→ **DATA PROVIDED**
————————

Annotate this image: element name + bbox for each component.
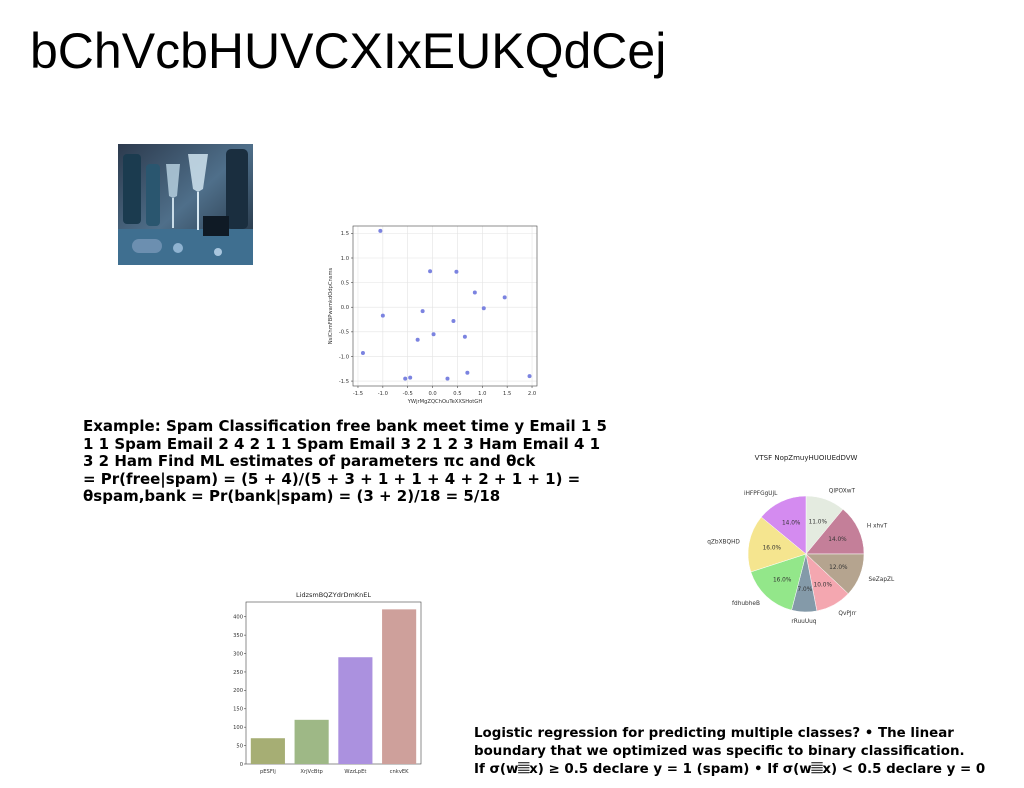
scatter-xtick-label: -0.5 [403, 391, 413, 397]
bar-ytick-label: 300 [233, 651, 243, 657]
scatter-xtick-label: 0.5 [453, 391, 461, 397]
scatter-ylabel: NsiChmFBPwamkdOdpCnsms [328, 267, 334, 344]
scatter-point [465, 370, 470, 375]
bar [250, 738, 285, 764]
scatter-xtick-label: 2.0 [528, 391, 536, 397]
pie-category-label: QvPJrr [838, 611, 856, 617]
scatter-plot-frame [352, 225, 538, 387]
scatter-point [454, 269, 459, 274]
bar-ytick-label: 250 [233, 670, 243, 676]
pie-category-label: iHFPFGgUjL [744, 491, 778, 497]
pie-pct-label: 14.0% [828, 537, 847, 543]
scatter-point [403, 376, 408, 381]
pie-pct-label: 11.0% [809, 519, 828, 525]
scatter-point [428, 269, 433, 274]
bar-ytick-label: 400 [233, 615, 243, 621]
scatter-ytick-label: -1.5 [339, 379, 349, 385]
scatter-ytick-label: -0.5 [339, 330, 349, 336]
bar-chart: LidzsmBQZYdrDmKnEL 0 50 100 150 200 250 300 350 4… [226, 588, 431, 780]
bar-ytick-label: 0 [240, 762, 243, 768]
scatter-ytick-label: 0.0 [341, 305, 349, 311]
scatter-ytick-label: -1.0 [339, 354, 349, 360]
bar-ytick-label: 200 [233, 688, 243, 694]
scatter-point [415, 337, 420, 342]
scatter-point [472, 290, 477, 295]
pie-category-label: rRuuUuq [791, 619, 816, 625]
scatter-ytick-label: 0.5 [341, 280, 349, 286]
logistic-regression-text: Logistic regression for predicting multi… [474, 726, 986, 777]
scatter-point [462, 334, 467, 339]
scatter-point [380, 313, 385, 318]
scatter-point [445, 376, 450, 381]
photo-graphic [118, 144, 253, 265]
pie-slice [747, 516, 807, 573]
bar-ytick-label: 350 [233, 633, 243, 639]
slide-title: bChVcbHUVCXIxEUKQdCej [30, 23, 667, 79]
pie-slice [750, 553, 807, 611]
pie-category-label: H xhvT [867, 523, 888, 529]
bar-category-label: cnkvEK [390, 769, 409, 775]
pie-pct-label: 14.0% [782, 521, 801, 527]
scatter-xlabel: YWjrMgZQChOuTeXXSHotGH [407, 399, 483, 405]
scatter-ytick-label: 1.5 [341, 231, 349, 237]
pie-category-label: QIPOXwT [829, 489, 856, 495]
bar [382, 609, 417, 764]
pie-pct-label: 16.0% [773, 577, 792, 583]
spam-example-text: Example: Spam Classification free bank m… [83, 417, 607, 505]
bar-ytick-label: 150 [233, 707, 243, 713]
pie-category-label: SeZapZL [869, 577, 895, 583]
scatter-xtick-label: 1.0 [478, 391, 486, 397]
scatter-point [431, 332, 436, 337]
scatter-point [408, 375, 413, 380]
scatter-xtick-label: 1.5 [503, 391, 511, 397]
bar-title: LidzsmBQZYdrDmKnEL [296, 591, 371, 599]
bar-ytick-label: 50 [236, 743, 243, 749]
scatter-chart: -1.5 -1.0 -0.5 0.0 0.5 1.0 1.5 2.0 -1.5 -1.0 -0.5 0… [325, 222, 540, 410]
bar-category-label: pESFIj [260, 769, 276, 775]
scatter-point [420, 309, 425, 314]
pie-title: VTSF NopZmuyHUOIUEdDVW [755, 454, 858, 462]
scatter-xtick-label: -1.5 [353, 391, 363, 397]
pie-slice [805, 508, 865, 555]
scatter-point [481, 306, 486, 311]
pie-chart: VTSF NopZmuyHUOIUEdDVW 11.0% QIPOXwT 14.0% H… [700, 450, 905, 650]
pie-category-label: qZbXBQHD [707, 539, 740, 545]
bar-category-label: XrjVcBtp [300, 769, 323, 775]
scatter-ytick-label: 1.0 [341, 256, 349, 262]
pie-pct-label: 7.0% [798, 587, 813, 593]
scatter-point [451, 319, 456, 324]
scatter-xtick-label: 0.0 [428, 391, 436, 397]
scatter-chart-svg: -1.5 -1.0 -0.5 0.0 0.5 1.0 1.5 2.0 -1.5 -1.0 -0.5 0… [328, 225, 538, 405]
bar [338, 657, 373, 764]
pie-pct-label: 16.0% [763, 545, 782, 551]
bar-chart-svg: LidzsmBQZYdrDmKnEL 0 50 100 150 200 250 300 350 4… [233, 591, 422, 775]
scatter-point [502, 295, 507, 300]
bar [294, 719, 329, 764]
pie-pct-label: 10.0% [814, 582, 833, 588]
scatter-point [527, 374, 532, 379]
pie-slice [760, 495, 807, 555]
pie-chart-svg: VTSF NopZmuyHUOIUEdDVW 11.0% QIPOXwT 14.0% H… [707, 454, 895, 625]
champagne-party-photo [118, 144, 253, 265]
scatter-point [378, 228, 383, 233]
scatter-point [360, 351, 365, 356]
pie-category-label: fdhubheB [732, 601, 760, 607]
bar-category-label: WzzLpEt [344, 769, 366, 775]
bar-ytick-label: 100 [233, 725, 243, 731]
bar-plot-frame [245, 601, 422, 765]
pie-pct-label: 12.0% [829, 565, 848, 571]
scatter-xtick-label: -1.0 [378, 391, 388, 397]
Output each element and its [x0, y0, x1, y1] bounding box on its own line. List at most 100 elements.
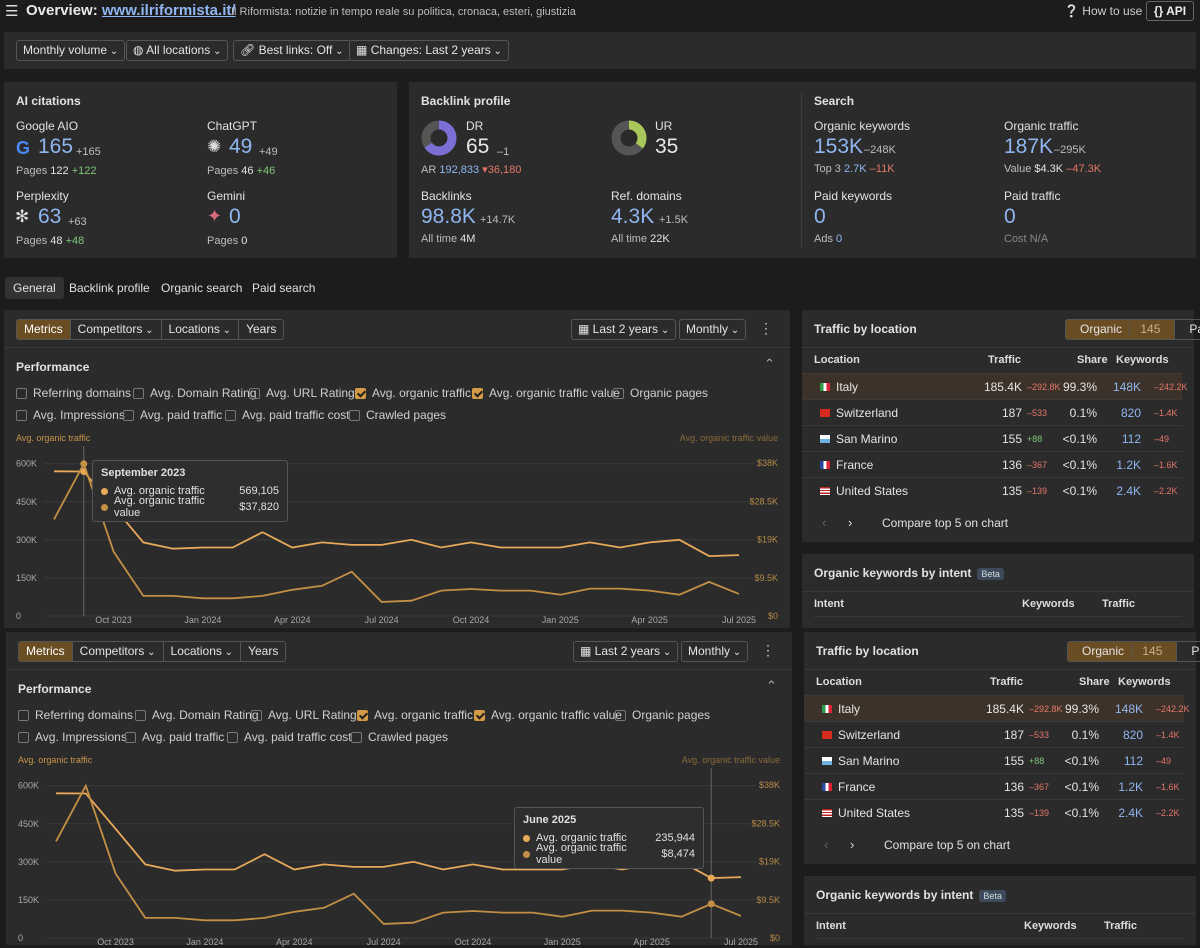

————————

→ **GIVEN INSTRUCTION**
Copy out every line of the records above word for word, leaving out the pictures.

→ **SOLUTION FOR THIS TASK**
Annotate this image: element name + bbox for each component.
scatter-xtick-label: -0.5 [403, 391, 413, 397]
bar-ytick-label: 300 [233, 651, 243, 657]
scatter-xtick-label: 0.5 [453, 391, 461, 397]
scatter-ylabel: NsiChmFBPwamkdOdpCnsms [328, 267, 334, 344]
scatter-point [465, 370, 470, 375]
bar [250, 738, 285, 764]
scatter-xtick-label: 2.0 [528, 391, 536, 397]
pie-category-label: QvPJrr [838, 611, 856, 617]
scatter-plot-frame [352, 225, 538, 387]
scatter-point [454, 269, 459, 274]
bar-ytick-label: 250 [233, 670, 243, 676]
pie-category-label: iHFPFGgUjL [744, 491, 778, 497]
pie-pct-label: 14.0% [828, 537, 847, 543]
scatter-point [403, 376, 408, 381]
pie-pct-label: 11.0% [809, 519, 828, 525]
scatter-point [428, 269, 433, 274]
bar-ytick-label: 400 [233, 615, 243, 621]
scatter-ytick-label: -1.5 [339, 379, 349, 385]
scatter-ytick-label: -0.5 [339, 330, 349, 336]
bar-chart: LidzsmBQZYdrDmKnEL 0 50 100 150 200 250 300 350 4… [226, 588, 431, 780]
bar-ytick-label: 0 [240, 762, 243, 768]
scatter-ytick-label: 0.0 [341, 305, 349, 311]
scatter-ytick-label: -1.0 [339, 354, 349, 360]
bar-ytick-label: 200 [233, 688, 243, 694]
scatter-point [415, 337, 420, 342]
scatter-point [472, 290, 477, 295]
pie-category-label: rRuuUuq [791, 619, 816, 625]
scatter-ytick-label: 0.5 [341, 280, 349, 286]
logistic-regression-text: Logistic regression for predicting multi… [474, 726, 986, 777]
scatter-point [462, 334, 467, 339]
scatter-point [380, 313, 385, 318]
scatter-point [445, 376, 450, 381]
photo-graphic [118, 144, 253, 265]
pie-slice [747, 516, 807, 573]
bar-ytick-label: 350 [233, 633, 243, 639]
slide-title: bChVcbHUVCXIxEUKQdCej [30, 23, 667, 79]
pie-slice [750, 553, 807, 611]
pie-category-label: H xhvT [867, 523, 888, 529]
bar-category-label: cnkvEK [390, 769, 409, 775]
pie-pct-label: 14.0% [782, 521, 801, 527]
scatter-xlabel: YWjrMgZQChOuTeXXSHotGH [407, 399, 483, 405]
scatter-ytick-label: 1.5 [341, 231, 349, 237]
pie-category-label: QIPOXwT [829, 489, 856, 495]
bar [382, 609, 417, 764]
pie-pct-label: 16.0% [773, 577, 792, 583]
spam-example-text: Example: Spam Classification free bank m… [83, 417, 607, 505]
bar-ytick-label: 150 [233, 707, 243, 713]
pie-category-label: SeZapZL [869, 577, 895, 583]
scatter-xtick-label: 1.0 [478, 391, 486, 397]
scatter-point [431, 332, 436, 337]
scatter-point [408, 375, 413, 380]
scatter-xtick-label: 1.5 [503, 391, 511, 397]
bar-title: LidzsmBQZYdrDmKnEL [296, 591, 371, 599]
bar-ytick-label: 50 [236, 743, 243, 749]
scatter-chart: -1.5 -1.0 -0.5 0.0 0.5 1.0 1.5 2.0 -1.5 -1.0 -0.5 0… [325, 222, 540, 410]
bar-category-label: pESFIj [260, 769, 276, 775]
scatter-point [420, 309, 425, 314]
pie-title: VTSF NopZmuyHUOIUEdDVW [755, 454, 858, 462]
scatter-xtick-label: -1.5 [353, 391, 363, 397]
pie-slice [805, 508, 865, 555]
scatter-point [481, 306, 486, 311]
pie-chart: VTSF NopZmuyHUOIUEdDVW 11.0% QIPOXwT 14.0% H… [700, 450, 905, 650]
pie-category-label: qZbXBQHD [707, 539, 740, 545]
bar-category-label: XrjVcBtp [300, 769, 323, 775]
scatter-ytick-label: 1.0 [341, 256, 349, 262]
pie-pct-label: 7.0% [798, 587, 813, 593]
scatter-point [451, 319, 456, 324]
scatter-xtick-label: 0.0 [428, 391, 436, 397]
scatter-chart-svg: -1.5 -1.0 -0.5 0.0 0.5 1.0 1.5 2.0 -1.5 -1.0 -0.5 0… [328, 225, 538, 405]
bar [338, 657, 373, 764]
pie-pct-label: 16.0% [763, 545, 782, 551]
bar-chart-svg: LidzsmBQZYdrDmKnEL 0 50 100 150 200 250 300 350 4… [233, 591, 422, 775]
scatter-point [502, 295, 507, 300]
bar [294, 719, 329, 764]
pie-pct-label: 10.0% [814, 582, 833, 588]
scatter-point [527, 374, 532, 379]
pie-slice [760, 495, 807, 555]
pie-chart-svg: VTSF NopZmuyHUOIUEdDVW 11.0% QIPOXwT 14.0% H… [707, 454, 895, 625]
champagne-party-photo [118, 144, 253, 265]
scatter-point [378, 228, 383, 233]
scatter-point [360, 351, 365, 356]
pie-category-label: fdhubheB [732, 601, 760, 607]
bar-category-label: WzzLpEt [344, 769, 366, 775]
bar-ytick-label: 100 [233, 725, 243, 731]
bar-plot-frame [245, 601, 422, 765]
pie-pct-label: 12.0% [829, 565, 848, 571]
scatter-xtick-label: -1.0 [378, 391, 388, 397]
Output each element and its [x0, y0, x1, y1] bounding box on its own line. List at most 100 elements.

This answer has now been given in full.